# Entries drawn from a collection
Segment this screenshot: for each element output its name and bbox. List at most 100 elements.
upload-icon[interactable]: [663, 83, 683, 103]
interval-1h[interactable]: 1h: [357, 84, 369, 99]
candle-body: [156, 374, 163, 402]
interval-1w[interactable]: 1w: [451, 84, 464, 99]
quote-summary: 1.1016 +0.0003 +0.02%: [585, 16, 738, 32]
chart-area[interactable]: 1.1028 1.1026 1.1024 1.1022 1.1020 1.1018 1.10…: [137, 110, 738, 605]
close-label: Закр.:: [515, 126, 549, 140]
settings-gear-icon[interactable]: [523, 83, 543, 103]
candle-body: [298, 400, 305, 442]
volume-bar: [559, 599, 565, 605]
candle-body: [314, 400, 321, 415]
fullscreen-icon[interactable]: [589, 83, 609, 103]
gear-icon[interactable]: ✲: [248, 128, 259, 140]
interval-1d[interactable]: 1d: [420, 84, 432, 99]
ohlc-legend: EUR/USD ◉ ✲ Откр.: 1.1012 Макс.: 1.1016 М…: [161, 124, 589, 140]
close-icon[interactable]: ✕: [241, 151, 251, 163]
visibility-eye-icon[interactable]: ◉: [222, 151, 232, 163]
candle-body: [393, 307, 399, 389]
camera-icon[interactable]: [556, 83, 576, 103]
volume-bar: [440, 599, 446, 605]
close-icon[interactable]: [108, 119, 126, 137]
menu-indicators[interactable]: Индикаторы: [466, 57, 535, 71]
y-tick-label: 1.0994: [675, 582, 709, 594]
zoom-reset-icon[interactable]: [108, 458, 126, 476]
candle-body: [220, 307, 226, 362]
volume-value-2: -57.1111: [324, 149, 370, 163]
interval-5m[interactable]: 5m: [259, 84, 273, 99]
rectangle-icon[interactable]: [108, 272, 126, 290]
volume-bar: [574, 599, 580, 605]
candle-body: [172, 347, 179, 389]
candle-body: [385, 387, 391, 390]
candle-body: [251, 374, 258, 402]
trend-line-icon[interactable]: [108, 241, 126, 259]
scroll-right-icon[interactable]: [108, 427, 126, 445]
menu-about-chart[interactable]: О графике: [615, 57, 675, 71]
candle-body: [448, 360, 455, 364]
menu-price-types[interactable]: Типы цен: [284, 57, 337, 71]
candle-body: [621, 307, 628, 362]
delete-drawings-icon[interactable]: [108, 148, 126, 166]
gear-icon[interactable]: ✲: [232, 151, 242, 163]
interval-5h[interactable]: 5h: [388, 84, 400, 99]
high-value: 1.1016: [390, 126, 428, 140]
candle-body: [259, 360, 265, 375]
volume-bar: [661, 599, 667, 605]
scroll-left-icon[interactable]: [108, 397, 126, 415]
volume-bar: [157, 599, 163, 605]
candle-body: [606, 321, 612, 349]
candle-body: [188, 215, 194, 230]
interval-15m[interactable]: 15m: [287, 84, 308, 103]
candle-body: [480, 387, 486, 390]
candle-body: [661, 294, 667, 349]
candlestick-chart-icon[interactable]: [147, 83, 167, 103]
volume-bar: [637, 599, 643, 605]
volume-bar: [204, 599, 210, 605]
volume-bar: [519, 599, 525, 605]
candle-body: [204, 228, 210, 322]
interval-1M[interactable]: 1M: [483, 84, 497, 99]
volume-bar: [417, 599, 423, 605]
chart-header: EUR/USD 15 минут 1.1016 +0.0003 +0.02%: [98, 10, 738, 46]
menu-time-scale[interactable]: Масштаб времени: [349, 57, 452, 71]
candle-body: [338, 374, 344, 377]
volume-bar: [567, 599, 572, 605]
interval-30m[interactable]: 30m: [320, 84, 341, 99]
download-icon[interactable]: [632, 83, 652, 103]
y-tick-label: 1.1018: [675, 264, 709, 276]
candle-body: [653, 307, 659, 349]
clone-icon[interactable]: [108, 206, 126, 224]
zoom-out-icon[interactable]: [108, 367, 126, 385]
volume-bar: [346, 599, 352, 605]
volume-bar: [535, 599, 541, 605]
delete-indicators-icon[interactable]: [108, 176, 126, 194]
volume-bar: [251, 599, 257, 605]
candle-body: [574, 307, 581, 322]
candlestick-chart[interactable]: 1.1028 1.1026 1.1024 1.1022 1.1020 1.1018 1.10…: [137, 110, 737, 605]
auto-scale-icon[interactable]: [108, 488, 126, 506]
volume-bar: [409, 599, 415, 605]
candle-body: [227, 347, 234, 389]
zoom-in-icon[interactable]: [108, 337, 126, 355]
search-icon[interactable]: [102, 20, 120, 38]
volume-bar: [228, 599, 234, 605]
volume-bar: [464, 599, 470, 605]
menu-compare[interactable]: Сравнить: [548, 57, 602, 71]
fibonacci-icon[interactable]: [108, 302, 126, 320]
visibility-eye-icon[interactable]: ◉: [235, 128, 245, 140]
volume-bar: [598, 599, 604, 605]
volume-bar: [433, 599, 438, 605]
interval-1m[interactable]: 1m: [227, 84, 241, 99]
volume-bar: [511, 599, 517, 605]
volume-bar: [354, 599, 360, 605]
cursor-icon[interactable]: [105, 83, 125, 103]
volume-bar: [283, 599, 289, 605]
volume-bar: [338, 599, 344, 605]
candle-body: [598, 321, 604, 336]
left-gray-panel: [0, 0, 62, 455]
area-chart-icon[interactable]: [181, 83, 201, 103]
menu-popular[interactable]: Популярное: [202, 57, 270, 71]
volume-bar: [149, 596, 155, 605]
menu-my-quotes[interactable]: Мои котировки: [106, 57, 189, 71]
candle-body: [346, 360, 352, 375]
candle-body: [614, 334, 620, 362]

# Exercise prompt
Please repeat every one of the entries above word for word, keeping each line unchanged.

# Task result
Segment this screenshot: for each element output its name and bbox. List at most 100 elements.
upload-icon[interactable]: [663, 83, 683, 103]
interval-1h[interactable]: 1h: [357, 84, 369, 99]
candle-body: [156, 374, 163, 402]
interval-1w[interactable]: 1w: [451, 84, 464, 99]
quote-summary: 1.1016 +0.0003 +0.02%: [585, 16, 738, 32]
chart-area[interactable]: 1.1028 1.1026 1.1024 1.1022 1.1020 1.1018 1.10…: [137, 110, 738, 605]
close-label: Закр.:: [515, 126, 549, 140]
settings-gear-icon[interactable]: [523, 83, 543, 103]
candle-body: [298, 400, 305, 442]
volume-bar: [559, 599, 565, 605]
candle-body: [314, 400, 321, 415]
fullscreen-icon[interactable]: [589, 83, 609, 103]
gear-icon[interactable]: ✲: [248, 128, 259, 140]
interval-1d[interactable]: 1d: [420, 84, 432, 99]
ohlc-legend: EUR/USD ◉ ✲ Откр.: 1.1012 Макс.: 1.1016 М…: [161, 124, 589, 140]
close-icon[interactable]: ✕: [241, 151, 251, 163]
visibility-eye-icon[interactable]: ◉: [222, 151, 232, 163]
candle-body: [393, 307, 399, 389]
camera-icon[interactable]: [556, 83, 576, 103]
volume-bar: [440, 599, 446, 605]
close-icon[interactable]: [108, 119, 126, 137]
menu-indicators[interactable]: Индикаторы: [466, 57, 535, 71]
y-tick-label: 1.0994: [675, 582, 709, 594]
zoom-reset-icon[interactable]: [108, 458, 126, 476]
candle-body: [220, 307, 226, 362]
volume-value-2: -57.1111: [324, 149, 370, 163]
interval-5m[interactable]: 5m: [259, 84, 273, 99]
rectangle-icon[interactable]: [108, 272, 126, 290]
volume-bar: [574, 599, 580, 605]
candle-body: [172, 347, 179, 389]
candle-body: [385, 387, 391, 390]
candle-body: [251, 374, 258, 402]
trend-line-icon[interactable]: [108, 241, 126, 259]
scroll-right-icon[interactable]: [108, 427, 126, 445]
menu-about-chart[interactable]: О графике: [615, 57, 675, 71]
candle-body: [448, 360, 455, 364]
menu-price-types[interactable]: Типы цен: [284, 57, 337, 71]
candle-body: [621, 307, 628, 362]
delete-drawings-icon[interactable]: [108, 148, 126, 166]
gear-icon[interactable]: ✲: [232, 151, 242, 163]
interval-5h[interactable]: 5h: [388, 84, 400, 99]
high-value: 1.1016: [390, 126, 428, 140]
candle-body: [259, 360, 265, 375]
volume-bar: [661, 599, 667, 605]
scroll-left-icon[interactable]: [108, 397, 126, 415]
volume-bar: [157, 599, 163, 605]
candle-body: [606, 321, 612, 349]
candle-body: [188, 215, 194, 230]
interval-15m[interactable]: 15m: [287, 84, 308, 103]
candle-body: [480, 387, 486, 390]
candle-body: [661, 294, 667, 349]
candlestick-chart-icon[interactable]: [147, 83, 167, 103]
volume-bar: [637, 599, 643, 605]
volume-bar: [204, 599, 210, 605]
volume-bar: [519, 599, 525, 605]
candle-body: [204, 228, 210, 322]
interval-1M[interactable]: 1M: [483, 84, 497, 99]
volume-bar: [417, 599, 423, 605]
chart-header: EUR/USD 15 минут 1.1016 +0.0003 +0.02%: [98, 10, 738, 46]
menu-time-scale[interactable]: Масштаб времени: [349, 57, 452, 71]
candle-body: [338, 374, 344, 377]
volume-bar: [567, 599, 572, 605]
interval-30m[interactable]: 30m: [320, 84, 341, 99]
download-icon[interactable]: [632, 83, 652, 103]
y-tick-label: 1.1018: [675, 264, 709, 276]
candle-body: [653, 307, 659, 349]
clone-icon[interactable]: [108, 206, 126, 224]
zoom-out-icon[interactable]: [108, 367, 126, 385]
volume-bar: [346, 599, 352, 605]
volume-bar: [535, 599, 541, 605]
delete-indicators-icon[interactable]: [108, 176, 126, 194]
volume-bar: [251, 599, 257, 605]
candle-body: [574, 307, 581, 322]
candlestick-chart[interactable]: 1.1028 1.1026 1.1024 1.1022 1.1020 1.1018 1.10…: [137, 110, 737, 605]
auto-scale-icon[interactable]: [108, 488, 126, 506]
volume-bar: [409, 599, 415, 605]
candle-body: [227, 347, 234, 389]
zoom-in-icon[interactable]: [108, 337, 126, 355]
search-icon[interactable]: [102, 20, 120, 38]
volume-bar: [228, 599, 234, 605]
volume-bar: [464, 599, 470, 605]
menu-compare[interactable]: Сравнить: [548, 57, 602, 71]
fibonacci-icon[interactable]: [108, 302, 126, 320]
visibility-eye-icon[interactable]: ◉: [235, 128, 245, 140]
volume-bar: [598, 599, 604, 605]
volume-bar: [433, 599, 438, 605]
interval-1m[interactable]: 1m: [227, 84, 241, 99]
volume-bar: [511, 599, 517, 605]
volume-bar: [354, 599, 360, 605]
cursor-icon[interactable]: [105, 83, 125, 103]
volume-bar: [283, 599, 289, 605]
volume-bar: [338, 599, 344, 605]
candle-body: [598, 321, 604, 336]
left-gray-panel: [0, 0, 62, 455]
area-chart-icon[interactable]: [181, 83, 201, 103]
menu-popular[interactable]: Популярное: [202, 57, 270, 71]
volume-bar: [149, 596, 155, 605]
menu-my-quotes[interactable]: Мои котировки: [106, 57, 189, 71]
candle-body: [346, 360, 352, 375]
candle-body: [614, 334, 620, 362]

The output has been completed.